### Work required
Copy each line holding the string "người".

### Dataset excerpts

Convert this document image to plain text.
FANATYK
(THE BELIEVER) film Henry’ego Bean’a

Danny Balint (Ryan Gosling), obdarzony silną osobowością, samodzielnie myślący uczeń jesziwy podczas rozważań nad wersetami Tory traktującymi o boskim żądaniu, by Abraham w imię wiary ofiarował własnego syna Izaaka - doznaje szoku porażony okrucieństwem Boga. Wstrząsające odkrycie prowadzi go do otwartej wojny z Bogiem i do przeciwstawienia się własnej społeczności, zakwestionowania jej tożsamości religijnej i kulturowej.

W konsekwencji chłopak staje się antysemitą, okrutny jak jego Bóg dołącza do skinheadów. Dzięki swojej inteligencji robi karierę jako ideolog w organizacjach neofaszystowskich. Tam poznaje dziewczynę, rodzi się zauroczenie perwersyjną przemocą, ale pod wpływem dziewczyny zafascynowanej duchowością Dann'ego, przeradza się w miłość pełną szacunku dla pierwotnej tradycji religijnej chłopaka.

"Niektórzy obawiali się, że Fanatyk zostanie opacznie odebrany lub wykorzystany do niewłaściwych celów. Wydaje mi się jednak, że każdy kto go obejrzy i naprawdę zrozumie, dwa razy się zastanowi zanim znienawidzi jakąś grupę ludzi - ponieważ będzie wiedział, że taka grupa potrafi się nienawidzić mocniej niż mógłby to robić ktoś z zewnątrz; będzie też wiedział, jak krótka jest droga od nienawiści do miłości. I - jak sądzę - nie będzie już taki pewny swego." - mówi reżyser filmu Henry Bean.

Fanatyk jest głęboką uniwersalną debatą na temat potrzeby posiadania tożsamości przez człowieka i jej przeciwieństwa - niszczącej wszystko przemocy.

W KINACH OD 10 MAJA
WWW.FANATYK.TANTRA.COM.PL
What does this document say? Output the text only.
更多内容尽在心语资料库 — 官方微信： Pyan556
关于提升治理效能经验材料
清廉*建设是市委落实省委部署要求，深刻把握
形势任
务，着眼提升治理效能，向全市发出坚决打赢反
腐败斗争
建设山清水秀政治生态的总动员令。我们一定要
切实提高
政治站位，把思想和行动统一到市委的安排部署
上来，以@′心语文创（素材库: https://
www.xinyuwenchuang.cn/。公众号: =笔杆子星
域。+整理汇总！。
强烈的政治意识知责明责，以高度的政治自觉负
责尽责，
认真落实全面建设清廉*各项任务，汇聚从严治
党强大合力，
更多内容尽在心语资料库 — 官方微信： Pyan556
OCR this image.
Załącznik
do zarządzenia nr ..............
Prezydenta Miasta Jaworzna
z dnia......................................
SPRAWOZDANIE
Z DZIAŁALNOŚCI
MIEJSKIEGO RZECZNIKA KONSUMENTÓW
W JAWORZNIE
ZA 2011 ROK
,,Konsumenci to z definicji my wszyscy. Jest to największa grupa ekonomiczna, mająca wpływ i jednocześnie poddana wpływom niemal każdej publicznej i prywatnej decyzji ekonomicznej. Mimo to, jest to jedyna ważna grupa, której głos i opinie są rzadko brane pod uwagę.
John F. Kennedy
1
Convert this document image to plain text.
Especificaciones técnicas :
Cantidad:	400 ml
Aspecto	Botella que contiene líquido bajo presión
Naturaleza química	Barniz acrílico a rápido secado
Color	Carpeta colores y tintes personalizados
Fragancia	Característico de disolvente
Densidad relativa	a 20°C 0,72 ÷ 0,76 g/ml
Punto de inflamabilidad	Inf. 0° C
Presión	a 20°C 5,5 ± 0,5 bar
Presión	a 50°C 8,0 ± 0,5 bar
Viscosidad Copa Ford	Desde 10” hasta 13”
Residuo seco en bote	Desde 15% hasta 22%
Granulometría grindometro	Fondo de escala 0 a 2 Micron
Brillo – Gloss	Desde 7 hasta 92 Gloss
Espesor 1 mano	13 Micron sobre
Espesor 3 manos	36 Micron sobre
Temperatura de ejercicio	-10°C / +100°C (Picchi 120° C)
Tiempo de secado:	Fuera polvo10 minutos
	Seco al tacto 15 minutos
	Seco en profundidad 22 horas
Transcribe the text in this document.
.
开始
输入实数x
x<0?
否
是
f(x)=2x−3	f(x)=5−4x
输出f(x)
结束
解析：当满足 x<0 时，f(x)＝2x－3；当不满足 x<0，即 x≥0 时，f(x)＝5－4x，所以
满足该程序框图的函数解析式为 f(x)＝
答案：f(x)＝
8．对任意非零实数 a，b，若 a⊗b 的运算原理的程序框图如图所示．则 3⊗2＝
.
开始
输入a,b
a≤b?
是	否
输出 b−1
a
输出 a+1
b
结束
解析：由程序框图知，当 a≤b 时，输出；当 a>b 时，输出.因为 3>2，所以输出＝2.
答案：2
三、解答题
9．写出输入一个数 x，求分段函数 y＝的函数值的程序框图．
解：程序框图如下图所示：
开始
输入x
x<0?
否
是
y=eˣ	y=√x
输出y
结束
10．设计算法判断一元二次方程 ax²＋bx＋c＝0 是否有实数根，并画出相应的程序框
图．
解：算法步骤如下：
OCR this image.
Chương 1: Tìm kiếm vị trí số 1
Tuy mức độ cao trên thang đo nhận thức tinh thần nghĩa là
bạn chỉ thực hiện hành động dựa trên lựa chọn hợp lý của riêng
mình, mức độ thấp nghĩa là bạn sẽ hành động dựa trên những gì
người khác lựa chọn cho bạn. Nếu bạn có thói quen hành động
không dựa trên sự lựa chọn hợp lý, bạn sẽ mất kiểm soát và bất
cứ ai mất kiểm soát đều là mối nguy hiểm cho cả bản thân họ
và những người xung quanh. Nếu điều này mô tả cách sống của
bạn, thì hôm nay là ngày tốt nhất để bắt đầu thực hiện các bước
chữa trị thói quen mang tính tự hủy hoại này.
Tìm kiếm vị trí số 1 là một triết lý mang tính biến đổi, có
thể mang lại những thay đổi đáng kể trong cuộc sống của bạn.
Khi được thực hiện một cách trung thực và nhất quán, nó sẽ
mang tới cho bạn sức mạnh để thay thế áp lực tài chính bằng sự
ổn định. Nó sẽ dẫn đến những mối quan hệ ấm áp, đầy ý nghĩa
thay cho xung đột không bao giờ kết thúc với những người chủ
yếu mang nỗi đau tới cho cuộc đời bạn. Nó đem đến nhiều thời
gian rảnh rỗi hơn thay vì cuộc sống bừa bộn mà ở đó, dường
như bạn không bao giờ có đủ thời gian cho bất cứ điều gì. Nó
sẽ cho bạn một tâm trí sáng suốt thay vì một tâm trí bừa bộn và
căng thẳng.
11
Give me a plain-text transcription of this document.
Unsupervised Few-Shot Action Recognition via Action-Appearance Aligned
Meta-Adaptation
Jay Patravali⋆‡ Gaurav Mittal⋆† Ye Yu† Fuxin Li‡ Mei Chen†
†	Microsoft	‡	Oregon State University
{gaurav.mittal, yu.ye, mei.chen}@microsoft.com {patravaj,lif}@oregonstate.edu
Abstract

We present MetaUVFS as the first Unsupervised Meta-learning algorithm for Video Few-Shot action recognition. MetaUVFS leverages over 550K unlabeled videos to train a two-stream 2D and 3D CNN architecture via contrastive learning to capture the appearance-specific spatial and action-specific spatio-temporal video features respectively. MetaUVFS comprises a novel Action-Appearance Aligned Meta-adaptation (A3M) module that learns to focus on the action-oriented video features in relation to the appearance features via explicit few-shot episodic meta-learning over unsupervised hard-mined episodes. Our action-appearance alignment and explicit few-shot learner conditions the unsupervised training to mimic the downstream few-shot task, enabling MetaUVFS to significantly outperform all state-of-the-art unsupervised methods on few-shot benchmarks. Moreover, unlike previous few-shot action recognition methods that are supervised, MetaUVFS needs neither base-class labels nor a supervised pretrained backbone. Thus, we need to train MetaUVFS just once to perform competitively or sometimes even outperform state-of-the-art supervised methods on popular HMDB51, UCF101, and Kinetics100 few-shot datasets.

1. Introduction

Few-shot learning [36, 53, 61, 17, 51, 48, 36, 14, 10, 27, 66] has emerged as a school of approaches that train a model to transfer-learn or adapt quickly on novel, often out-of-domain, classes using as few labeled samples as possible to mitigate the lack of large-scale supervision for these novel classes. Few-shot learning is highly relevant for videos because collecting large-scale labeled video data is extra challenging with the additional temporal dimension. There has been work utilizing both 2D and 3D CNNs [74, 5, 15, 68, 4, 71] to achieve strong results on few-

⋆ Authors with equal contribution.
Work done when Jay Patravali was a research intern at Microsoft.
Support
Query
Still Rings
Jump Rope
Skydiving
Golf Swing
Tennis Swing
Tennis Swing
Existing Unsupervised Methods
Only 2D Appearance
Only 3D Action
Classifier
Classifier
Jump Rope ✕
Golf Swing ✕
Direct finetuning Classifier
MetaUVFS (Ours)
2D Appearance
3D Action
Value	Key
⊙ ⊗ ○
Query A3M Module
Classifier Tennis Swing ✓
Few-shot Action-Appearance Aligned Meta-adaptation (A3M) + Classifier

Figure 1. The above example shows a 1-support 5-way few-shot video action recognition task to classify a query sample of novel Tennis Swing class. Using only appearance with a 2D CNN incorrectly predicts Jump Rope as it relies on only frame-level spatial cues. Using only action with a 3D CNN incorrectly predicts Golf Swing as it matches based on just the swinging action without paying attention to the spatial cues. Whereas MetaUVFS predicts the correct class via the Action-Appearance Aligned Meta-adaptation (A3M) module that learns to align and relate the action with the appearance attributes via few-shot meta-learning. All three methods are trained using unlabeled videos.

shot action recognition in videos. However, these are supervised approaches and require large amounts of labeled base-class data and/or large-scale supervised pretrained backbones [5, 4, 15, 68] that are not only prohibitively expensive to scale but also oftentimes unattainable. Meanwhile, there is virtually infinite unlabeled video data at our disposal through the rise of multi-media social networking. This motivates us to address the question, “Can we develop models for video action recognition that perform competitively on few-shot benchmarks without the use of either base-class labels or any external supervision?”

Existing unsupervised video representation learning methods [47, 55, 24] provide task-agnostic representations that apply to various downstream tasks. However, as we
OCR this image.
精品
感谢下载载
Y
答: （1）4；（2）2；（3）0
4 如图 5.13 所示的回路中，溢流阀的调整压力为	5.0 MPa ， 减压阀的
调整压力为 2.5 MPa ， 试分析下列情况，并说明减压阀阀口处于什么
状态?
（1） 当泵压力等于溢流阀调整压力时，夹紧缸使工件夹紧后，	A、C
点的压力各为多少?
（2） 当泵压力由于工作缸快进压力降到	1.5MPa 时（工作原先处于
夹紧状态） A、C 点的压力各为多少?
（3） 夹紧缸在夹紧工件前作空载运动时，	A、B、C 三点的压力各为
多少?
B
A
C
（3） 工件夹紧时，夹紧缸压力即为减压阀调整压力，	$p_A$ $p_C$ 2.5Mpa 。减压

### Result below
người khác lựa chọn cho bạn. Nếu bạn có thói quen hành động
và những người xung quanh. Nếu điều này mô tả cách sống của
thay cho xung đột không bao giờ kết thúc với những người chủ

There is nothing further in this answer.